:: ENTRIES ::
===============
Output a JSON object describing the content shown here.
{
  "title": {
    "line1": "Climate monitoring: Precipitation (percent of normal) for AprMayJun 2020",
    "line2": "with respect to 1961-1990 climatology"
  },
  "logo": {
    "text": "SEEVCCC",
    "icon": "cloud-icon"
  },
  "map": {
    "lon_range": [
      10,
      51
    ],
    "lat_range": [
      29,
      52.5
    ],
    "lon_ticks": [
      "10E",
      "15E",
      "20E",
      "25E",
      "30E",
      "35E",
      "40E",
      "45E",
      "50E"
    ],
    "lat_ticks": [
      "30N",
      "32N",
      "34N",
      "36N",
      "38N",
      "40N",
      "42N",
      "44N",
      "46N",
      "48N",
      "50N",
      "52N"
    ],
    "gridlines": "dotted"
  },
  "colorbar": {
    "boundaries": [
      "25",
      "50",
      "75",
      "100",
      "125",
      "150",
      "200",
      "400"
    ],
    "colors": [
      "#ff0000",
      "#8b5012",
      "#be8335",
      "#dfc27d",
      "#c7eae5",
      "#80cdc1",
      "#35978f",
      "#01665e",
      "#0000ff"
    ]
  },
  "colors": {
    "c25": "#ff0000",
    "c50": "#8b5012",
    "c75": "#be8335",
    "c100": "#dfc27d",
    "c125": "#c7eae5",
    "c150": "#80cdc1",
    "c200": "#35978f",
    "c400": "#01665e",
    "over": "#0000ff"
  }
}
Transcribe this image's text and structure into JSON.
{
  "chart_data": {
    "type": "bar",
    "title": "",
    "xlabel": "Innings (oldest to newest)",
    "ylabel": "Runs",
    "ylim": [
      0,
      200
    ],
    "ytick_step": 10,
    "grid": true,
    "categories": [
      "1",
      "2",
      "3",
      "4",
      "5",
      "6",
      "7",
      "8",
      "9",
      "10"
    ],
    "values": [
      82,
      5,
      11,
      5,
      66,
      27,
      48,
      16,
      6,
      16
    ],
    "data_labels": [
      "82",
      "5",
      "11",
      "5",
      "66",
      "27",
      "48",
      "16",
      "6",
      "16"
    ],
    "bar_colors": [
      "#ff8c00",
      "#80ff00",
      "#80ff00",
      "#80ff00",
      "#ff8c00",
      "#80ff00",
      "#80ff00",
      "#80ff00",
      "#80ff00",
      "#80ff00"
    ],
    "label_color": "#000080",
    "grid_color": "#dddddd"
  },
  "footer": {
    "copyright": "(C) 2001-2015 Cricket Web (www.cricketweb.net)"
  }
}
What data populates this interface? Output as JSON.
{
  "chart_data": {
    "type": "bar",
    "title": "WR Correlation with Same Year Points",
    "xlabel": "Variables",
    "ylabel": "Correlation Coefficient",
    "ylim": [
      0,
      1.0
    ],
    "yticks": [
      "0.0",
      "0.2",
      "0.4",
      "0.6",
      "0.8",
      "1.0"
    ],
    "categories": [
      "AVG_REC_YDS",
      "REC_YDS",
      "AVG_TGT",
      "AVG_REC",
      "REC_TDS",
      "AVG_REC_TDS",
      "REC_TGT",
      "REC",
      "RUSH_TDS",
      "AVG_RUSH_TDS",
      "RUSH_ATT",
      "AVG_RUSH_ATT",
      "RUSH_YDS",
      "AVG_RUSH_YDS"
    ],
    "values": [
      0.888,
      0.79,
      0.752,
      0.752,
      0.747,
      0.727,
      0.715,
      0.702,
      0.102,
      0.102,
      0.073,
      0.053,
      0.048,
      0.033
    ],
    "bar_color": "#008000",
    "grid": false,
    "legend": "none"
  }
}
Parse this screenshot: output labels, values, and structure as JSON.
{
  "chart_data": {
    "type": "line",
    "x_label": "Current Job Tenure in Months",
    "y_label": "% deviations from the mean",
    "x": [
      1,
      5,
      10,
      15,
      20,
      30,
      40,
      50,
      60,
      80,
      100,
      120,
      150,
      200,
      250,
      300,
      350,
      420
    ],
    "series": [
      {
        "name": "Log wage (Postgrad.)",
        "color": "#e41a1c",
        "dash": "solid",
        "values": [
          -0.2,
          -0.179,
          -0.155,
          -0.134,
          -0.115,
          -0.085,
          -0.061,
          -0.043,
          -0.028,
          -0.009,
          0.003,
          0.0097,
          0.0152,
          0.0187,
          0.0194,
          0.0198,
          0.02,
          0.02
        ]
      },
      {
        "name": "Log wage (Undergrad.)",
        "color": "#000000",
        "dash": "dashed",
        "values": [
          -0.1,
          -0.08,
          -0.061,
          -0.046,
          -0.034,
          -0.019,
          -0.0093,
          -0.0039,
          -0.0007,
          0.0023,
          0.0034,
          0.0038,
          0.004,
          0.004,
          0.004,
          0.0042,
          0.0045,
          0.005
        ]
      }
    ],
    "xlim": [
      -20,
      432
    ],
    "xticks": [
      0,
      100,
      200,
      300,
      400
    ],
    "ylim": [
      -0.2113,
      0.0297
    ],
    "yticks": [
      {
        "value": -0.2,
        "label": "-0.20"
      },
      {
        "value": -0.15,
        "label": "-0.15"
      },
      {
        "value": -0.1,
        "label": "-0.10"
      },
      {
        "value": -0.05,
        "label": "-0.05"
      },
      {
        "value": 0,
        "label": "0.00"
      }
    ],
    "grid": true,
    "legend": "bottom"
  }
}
===============
:: WHAT THIS TASK INVOLVES ::
Report all lines of the material that contain the word "ylabel".

:: OUTPUT FOR THIS TASK ::
    "ylabel": "Runs",
    "ylabel": "Correlation Coefficient",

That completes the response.